*SET EXERCISE*: Restate each entry word for word, leaving nothing out.
##### STORED RECORDS
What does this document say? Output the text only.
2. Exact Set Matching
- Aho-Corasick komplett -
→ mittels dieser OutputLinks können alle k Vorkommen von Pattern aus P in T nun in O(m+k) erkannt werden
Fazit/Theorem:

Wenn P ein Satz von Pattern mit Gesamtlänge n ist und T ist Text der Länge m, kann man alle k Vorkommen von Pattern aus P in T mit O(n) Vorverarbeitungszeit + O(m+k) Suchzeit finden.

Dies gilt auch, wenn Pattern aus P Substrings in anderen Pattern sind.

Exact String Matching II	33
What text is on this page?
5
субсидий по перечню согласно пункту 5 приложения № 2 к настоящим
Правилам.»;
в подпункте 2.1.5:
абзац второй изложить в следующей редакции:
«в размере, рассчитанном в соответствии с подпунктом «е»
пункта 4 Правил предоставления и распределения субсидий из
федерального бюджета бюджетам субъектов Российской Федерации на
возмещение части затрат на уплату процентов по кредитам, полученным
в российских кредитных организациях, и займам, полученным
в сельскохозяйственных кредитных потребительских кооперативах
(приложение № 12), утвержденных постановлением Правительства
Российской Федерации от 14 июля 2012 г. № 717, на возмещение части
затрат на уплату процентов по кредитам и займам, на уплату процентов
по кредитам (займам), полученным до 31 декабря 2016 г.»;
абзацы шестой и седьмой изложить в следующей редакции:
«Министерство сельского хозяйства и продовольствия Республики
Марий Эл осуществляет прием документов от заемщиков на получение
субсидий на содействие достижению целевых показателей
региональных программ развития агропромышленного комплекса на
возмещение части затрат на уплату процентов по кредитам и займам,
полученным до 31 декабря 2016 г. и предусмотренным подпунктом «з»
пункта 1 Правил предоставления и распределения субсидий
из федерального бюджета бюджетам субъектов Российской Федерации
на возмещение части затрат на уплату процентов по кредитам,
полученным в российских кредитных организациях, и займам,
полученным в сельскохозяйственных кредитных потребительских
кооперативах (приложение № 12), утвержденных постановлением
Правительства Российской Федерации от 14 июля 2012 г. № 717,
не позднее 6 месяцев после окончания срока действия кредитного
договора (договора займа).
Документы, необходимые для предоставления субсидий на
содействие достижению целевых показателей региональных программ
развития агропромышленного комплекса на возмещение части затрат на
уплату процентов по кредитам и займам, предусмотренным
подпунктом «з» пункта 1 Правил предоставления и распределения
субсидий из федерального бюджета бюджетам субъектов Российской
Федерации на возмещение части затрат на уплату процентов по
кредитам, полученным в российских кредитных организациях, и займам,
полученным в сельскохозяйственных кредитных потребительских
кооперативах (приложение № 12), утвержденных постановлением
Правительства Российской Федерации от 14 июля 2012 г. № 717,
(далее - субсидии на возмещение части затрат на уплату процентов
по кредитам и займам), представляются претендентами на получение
##########
*RESULT BELOW*:
What does this document say? Output the text only.
2. Exact Set Matching
- Aho-Corasick komplett -
→ mittels dieser OutputLinks können alle k Vorkommen von Pattern aus P in T nun in O(m+k) erkannt werden
Fazit/Theorem:

Wenn P ein Satz von Pattern mit Gesamtlänge n ist und T ist Text der Länge m, kann man alle k Vorkommen von Pattern aus P in T mit O(n) Vorverarbeitungszeit + O(m+k) Suchzeit finden.

Dies gilt auch, wenn Pattern aus P Substrings in anderen Pattern sind.

Exact String Matching II	33
What text is on this page?
5
субсидий по перечню согласно пункту 5 приложения № 2 к настоящим
Правилам.»;
в подпункте 2.1.5:
абзац второй изложить в следующей редакции:
«в размере, рассчитанном в соответствии с подпунктом «е»
пункта 4 Правил предоставления и распределения субсидий из
федерального бюджета бюджетам субъектов Российской Федерации на
возмещение части затрат на уплату процентов по кредитам, полученным
в российских кредитных организациях, и займам, полученным
в сельскохозяйственных кредитных потребительских кооперативах
(приложение № 12), утвержденных постановлением Правительства
Российской Федерации от 14 июля 2012 г. № 717, на возмещение части
затрат на уплату процентов по кредитам и займам, на уплату процентов
по кредитам (займам), полученным до 31 декабря 2016 г.»;
абзацы шестой и седьмой изложить в следующей редакции:
«Министерство сельского хозяйства и продовольствия Республики
Марий Эл осуществляет прием документов от заемщиков на получение
субсидий на содействие достижению целевых показателей
региональных программ развития агропромышленного комплекса на
возмещение части затрат на уплату процентов по кредитам и займам,
полученным до 31 декабря 2016 г. и предусмотренным подпунктом «з»
пункта 1 Правил предоставления и распределения субсидий
из федерального бюджета бюджетам субъектов Российской Федерации
на возмещение части затрат на уплату процентов по кредитам,
полученным в российских кредитных организациях, и займам,
полученным в сельскохозяйственных кредитных потребительских
кооперативах (приложение № 12), утвержденных постановлением
Правительства Российской Федерации от 14 июля 2012 г. № 717,
не позднее 6 месяцев после окончания срока действия кредитного
договора (договора займа).
Документы, необходимые для предоставления субсидий на
содействие достижению целевых показателей региональных программ
развития агропромышленного комплекса на возмещение части затрат на
уплату процентов по кредитам и займам, предусмотренным
подпунктом «з» пункта 1 Правил предоставления и распределения
субсидий из федерального бюджета бюджетам субъектов Российской
Федерации на возмещение части затрат на уплату процентов по
кредитам, полученным в российских кредитных организациях, и займам,
полученным в сельскохозяйственных кредитных потребительских
кооперативах (приложение № 12), утвержденных постановлением
Правительства Российской Федерации от 14 июля 2012 г. № 717,
(далее - субсидии на возмещение части затрат на уплату процентов
по кредитам и займам), представляются претендентами на получение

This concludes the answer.